== Requirements ==
Below are the records; reproduce all of them exactly but without any images.

Start

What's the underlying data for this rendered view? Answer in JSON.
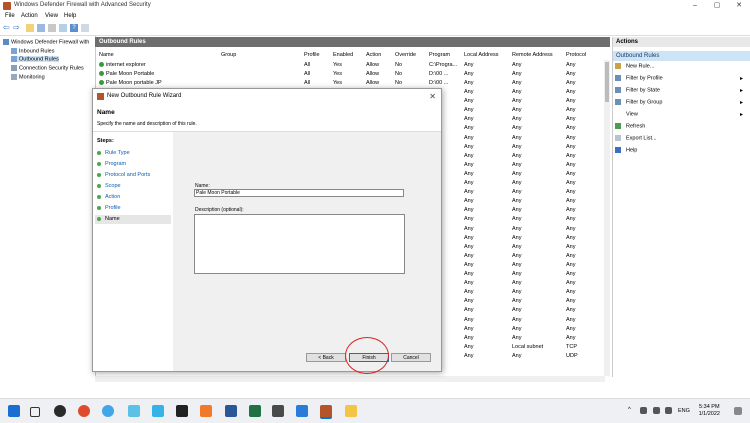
{
  "window": {
    "title": "Windows Defender Firewall with Advanced Security"
  },
  "menu": [
    "File",
    "Action",
    "View",
    "Help"
  ],
  "tree": {
    "root": "Windows Defender Firewall with",
    "items": [
      "Inbound Rules",
      "Outbound Rules",
      "Connection Security Rules",
      "Monitoring"
    ]
  },
  "list": {
    "header": "Outbound Rules",
    "columns": [
      "Name",
      "Group",
      "Profile",
      "Enabled",
      "Action",
      "Override",
      "Program",
      "Local Address",
      "Remote Address",
      "Protocol"
    ],
    "rows": [
      {
        "name": "internet explorer",
        "profile": "All",
        "enabled": "Yes",
        "action": "Allow",
        "override": "No",
        "program": "C:\\Progra...",
        "local": "Any",
        "remote": "Any",
        "protocol": "Any"
      },
      {
        "name": "Pale Moon Portable",
        "profile": "All",
        "enabled": "Yes",
        "action": "Allow",
        "override": "No",
        "program": "D:\\00 ...",
        "local": "Any",
        "remote": "Any",
        "protocol": "Any"
      },
      {
        "name": "Pale Moon portable JP",
        "profile": "All",
        "enabled": "Yes",
        "action": "Allow",
        "override": "No",
        "program": "D:\\00 ...",
        "local": "Any",
        "remote": "Any",
        "protocol": "Any"
      }
    ],
    "bg_local": "Any",
    "bg_remote": "Any",
    "bg_protocol": "Any",
    "bottom_remote": "Local subnet",
    "bottom_protocol": "TCP",
    "bottom_protocol2": "UDP"
  },
  "actions": {
    "header": "Actions",
    "section": "Outbound Rules",
    "items": [
      {
        "label": "New Rule...",
        "icon": "new-rule-icon",
        "arrow": false
      },
      {
        "label": "Filter by Profile",
        "icon": "filter-icon",
        "arrow": true
      },
      {
        "label": "Filter by State",
        "icon": "filter-icon",
        "arrow": true
      },
      {
        "label": "Filter by Group",
        "icon": "filter-icon",
        "arrow": true
      },
      {
        "label": "View",
        "icon": "view-icon",
        "arrow": true
      },
      {
        "label": "Refresh",
        "icon": "refresh-icon",
        "arrow": false
      },
      {
        "label": "Export List...",
        "icon": "export-icon",
        "arrow": false
      },
      {
        "label": "Help",
        "icon": "help-icon",
        "arrow": false
      }
    ]
  },
  "dialog": {
    "title": "New Outbound Rule Wizard",
    "heading": "Name",
    "description": "Specify the name and description of this rule.",
    "steps_label": "Steps:",
    "steps": [
      "Rule Type",
      "Program",
      "Protocol and Ports",
      "Scope",
      "Action",
      "Profile",
      "Name"
    ],
    "name_label": "Name:",
    "name_value": "Pale Moon Portable",
    "desc_label": "Description (optional):",
    "back": "< Back",
    "finish": "Finish",
    "cancel": "Cancel"
  },
  "taskbar": {
    "lang": "ENG",
    "time": "5:34 PM",
    "date": "1/1/2022"
  },
  "colors": {
    "accent": "#0078d7",
    "list_header": "#6e6e6e",
    "actions_selected": "#cde3f6",
    "annotation_circle": "#dd2222"
  }
}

End

== Result for this exercise ==
What's the underlying data for this rendered view? Answer in JSON.
{
  "window": {
    "title": "Windows Defender Firewall with Advanced Security"
  },
  "menu": [
    "File",
    "Action",
    "View",
    "Help"
  ],
  "tree": {
    "root": "Windows Defender Firewall with",
    "items": [
      "Inbound Rules",
      "Outbound Rules",
      "Connection Security Rules",
      "Monitoring"
    ]
  },
  "list": {
    "header": "Outbound Rules",
    "columns": [
      "Name",
      "Group",
      "Profile",
      "Enabled",
      "Action",
      "Override",
      "Program",
      "Local Address",
      "Remote Address",
      "Protocol"
    ],
    "rows": [
      {
        "name": "internet explorer",
        "profile": "All",
        "enabled": "Yes",
        "action": "Allow",
        "override": "No",
        "program": "C:\\Progra...",
        "local": "Any",
        "remote": "Any",
        "protocol": "Any"
      },
      {
        "name": "Pale Moon Portable",
        "profile": "All",
        "enabled": "Yes",
        "action": "Allow",
        "override": "No",
        "program": "D:\\00 ...",
        "local": "Any",
        "remote": "Any",
        "protocol": "Any"
      },
      {
        "name": "Pale Moon portable JP",
        "profile": "All",
        "enabled": "Yes",
        "action": "Allow",
        "override": "No",
        "program": "D:\\00 ...",
        "local": "Any",
        "remote": "Any",
        "protocol": "Any"
      }
    ],
    "bg_local": "Any",
    "bg_remote": "Any",
    "bg_protocol": "Any",
    "bottom_remote": "Local subnet",
    "bottom_protocol": "TCP",
    "bottom_protocol2": "UDP"
  },
  "actions": {
    "header": "Actions",
    "section": "Outbound Rules",
    "items": [
      {
        "label": "New Rule...",
        "icon": "new-rule-icon",
        "arrow": false
      },
      {
        "label": "Filter by Profile",
        "icon": "filter-icon",
        "arrow": true
      },
      {
        "label": "Filter by State",
        "icon": "filter-icon",
        "arrow": true
      },
      {
        "label": "Filter by Group",
        "icon": "filter-icon",
        "arrow": true
      },
      {
        "label": "View",
        "icon": "view-icon",
        "arrow": true
      },
      {
        "label": "Refresh",
        "icon": "refresh-icon",
        "arrow": false
      },
      {
        "label": "Export List...",
        "icon": "export-icon",
        "arrow": false
      },
      {
        "label": "Help",
        "icon": "help-icon",
        "arrow": false
      }
    ]
  },
  "dialog": {
    "title": "New Outbound Rule Wizard",
    "heading": "Name",
    "description": "Specify the name and description of this rule.",
    "steps_label": "Steps:",
    "steps": [
      "Rule Type",
      "Program",
      "Protocol and Ports",
      "Scope",
      "Action",
      "Profile",
      "Name"
    ],
    "name_label": "Name:",
    "name_value": "Pale Moon Portable",
    "desc_label": "Description (optional):",
    "back": "< Back",
    "finish": "Finish",
    "cancel": "Cancel"
  },
  "taskbar": {
    "lang": "ENG",
    "time": "5:34 PM",
    "date": "1/1/2022"
  },
  "colors": {
    "accent": "#0078d7",
    "list_header": "#6e6e6e",
    "actions_selected": "#cde3f6",
    "annotation_circle": "#dd2222"
  }
}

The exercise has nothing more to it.